Could you write out the records below exactly as they appear, leaving out any pictures?

------------------------------------

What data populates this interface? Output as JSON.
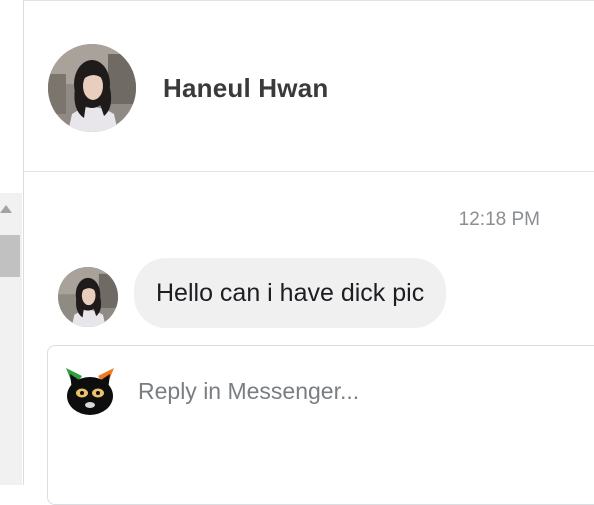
{
  "contact": {
    "name": "Haneul Hwan"
  },
  "messages": [
    {
      "time": "12:18 PM",
      "text": "Hello can i have dick pic"
    }
  ],
  "reply": {
    "placeholder": "Reply in Messenger..."
  },
  "colors": {
    "bubble_bg": "#f0f0f0",
    "name_text": "#3a3a3a",
    "timestamp_text": "#8a8d91",
    "border": "#dadde1"
  },
  "icons": {
    "contact_avatar": "profile-photo",
    "user_avatar": "black-cat-avatar"
  }
}
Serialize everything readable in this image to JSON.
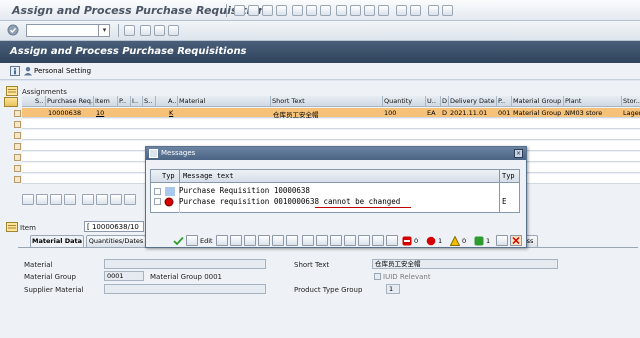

------------------------------------

* [Output for this task]:
What data populates this interface? Output as JSON.
{
  "contact": {
    "name": "Haneul Hwan"
  },
  "messages": [
    {
      "time": "12:18 PM",
      "text": "Hello can i have dick pic"
    }
  ],
  "reply": {
    "placeholder": "Reply in Messenger..."
  },
  "colors": {
    "bubble_bg": "#f0f0f0",
    "name_text": "#3a3a3a",
    "timestamp_text": "#8a8d91",
    "border": "#dadde1"
  },
  "icons": {
    "contact_avatar": "profile-photo",
    "user_avatar": "black-cat-avatar"
  }
}
Serialize everything readable in this image to JSON.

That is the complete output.